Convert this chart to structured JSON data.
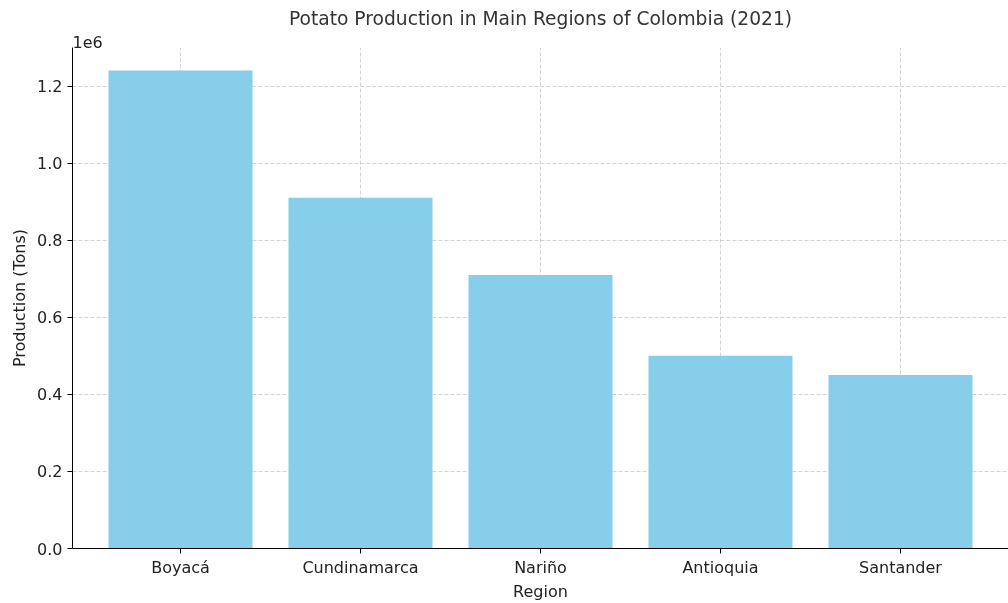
{
  "chart_data": {
    "type": "bar",
    "title": "Potato Production in Main Regions of Colombia (2021)",
    "xlabel": "Region",
    "ylabel": "Production (Tons)",
    "categories": [
      "Boyacá",
      "Cundinamarca",
      "Nariño",
      "Antioquia",
      "Santander"
    ],
    "values": [
      1.24,
      0.91,
      0.71,
      0.5,
      0.45
    ],
    "color": "#87ceeb",
    "ylim": [
      0,
      1.3
    ],
    "yticks": [
      {
        "value": 0,
        "label": "0.0"
      },
      0.2,
      0.4,
      0.6,
      0.8,
      {
        "value": 1,
        "label": "1.0"
      },
      1.2
    ],
    "annotations": [
      "1e6"
    ],
    "grid": true
  }
}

*****

THE PROBLEM — Retype all of the entries exactly as written, leaving out any images.

WRITTEN SOLUTION —
Convert this chart to structured JSON data.
{
  "chart_data": {
    "type": "bar",
    "title": "Potato Production in Main Regions of Colombia (2021)",
    "xlabel": "Region",
    "ylabel": "Production (Tons)",
    "categories": [
      "Boyacá",
      "Cundinamarca",
      "Nariño",
      "Antioquia",
      "Santander"
    ],
    "values": [
      1.24,
      0.91,
      0.71,
      0.5,
      0.45
    ],
    "color": "#87ceeb",
    "ylim": [
      0,
      1.3
    ],
    "yticks": [
      {
        "value": 0,
        "label": "0.0"
      },
      0.2,
      0.4,
      0.6,
      0.8,
      {
        "value": 1,
        "label": "1.0"
      },
      1.2
    ],
    "annotations": [
      "1e6"
    ],
    "grid": true
  }
}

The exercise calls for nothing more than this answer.